What is being asked:
Determine how many lines contain the string "screenshot", then reply with that figure only.

Stored dataset items:
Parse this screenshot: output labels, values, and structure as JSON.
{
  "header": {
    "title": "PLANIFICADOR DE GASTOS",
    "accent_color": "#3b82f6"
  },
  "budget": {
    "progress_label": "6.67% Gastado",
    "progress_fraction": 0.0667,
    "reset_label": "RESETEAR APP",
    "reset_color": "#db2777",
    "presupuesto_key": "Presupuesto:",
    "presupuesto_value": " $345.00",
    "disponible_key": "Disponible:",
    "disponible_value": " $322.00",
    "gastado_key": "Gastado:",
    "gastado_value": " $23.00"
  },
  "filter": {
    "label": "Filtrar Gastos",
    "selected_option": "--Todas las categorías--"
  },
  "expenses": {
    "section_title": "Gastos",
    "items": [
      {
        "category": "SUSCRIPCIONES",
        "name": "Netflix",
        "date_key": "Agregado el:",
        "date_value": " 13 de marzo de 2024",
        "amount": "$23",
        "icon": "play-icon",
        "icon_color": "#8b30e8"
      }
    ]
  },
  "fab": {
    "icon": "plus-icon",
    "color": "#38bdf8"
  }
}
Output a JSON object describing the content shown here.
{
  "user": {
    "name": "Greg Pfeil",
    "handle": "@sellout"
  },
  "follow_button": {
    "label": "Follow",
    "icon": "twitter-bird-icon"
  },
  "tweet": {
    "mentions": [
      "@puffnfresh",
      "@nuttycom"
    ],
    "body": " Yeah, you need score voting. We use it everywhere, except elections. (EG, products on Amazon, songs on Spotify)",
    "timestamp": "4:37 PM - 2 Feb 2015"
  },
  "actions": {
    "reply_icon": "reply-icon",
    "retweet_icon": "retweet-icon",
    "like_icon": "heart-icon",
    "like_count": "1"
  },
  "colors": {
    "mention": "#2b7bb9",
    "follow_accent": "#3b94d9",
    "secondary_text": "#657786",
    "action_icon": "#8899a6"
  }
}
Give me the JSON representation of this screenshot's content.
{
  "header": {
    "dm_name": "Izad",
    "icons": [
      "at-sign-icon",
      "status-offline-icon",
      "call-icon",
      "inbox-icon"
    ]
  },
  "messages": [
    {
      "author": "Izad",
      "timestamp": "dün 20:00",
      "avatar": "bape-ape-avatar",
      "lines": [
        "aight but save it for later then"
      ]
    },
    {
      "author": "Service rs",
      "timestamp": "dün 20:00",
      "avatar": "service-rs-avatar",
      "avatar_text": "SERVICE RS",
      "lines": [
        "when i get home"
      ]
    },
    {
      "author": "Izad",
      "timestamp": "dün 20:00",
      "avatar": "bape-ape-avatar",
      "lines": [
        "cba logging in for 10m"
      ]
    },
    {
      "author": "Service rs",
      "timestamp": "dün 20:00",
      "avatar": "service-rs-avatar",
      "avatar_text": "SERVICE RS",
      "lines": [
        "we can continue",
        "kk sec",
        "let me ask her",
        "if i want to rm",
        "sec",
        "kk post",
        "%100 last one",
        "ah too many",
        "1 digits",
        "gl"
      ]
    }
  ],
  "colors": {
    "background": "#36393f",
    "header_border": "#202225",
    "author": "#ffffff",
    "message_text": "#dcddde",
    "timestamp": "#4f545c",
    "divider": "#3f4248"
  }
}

Output:
2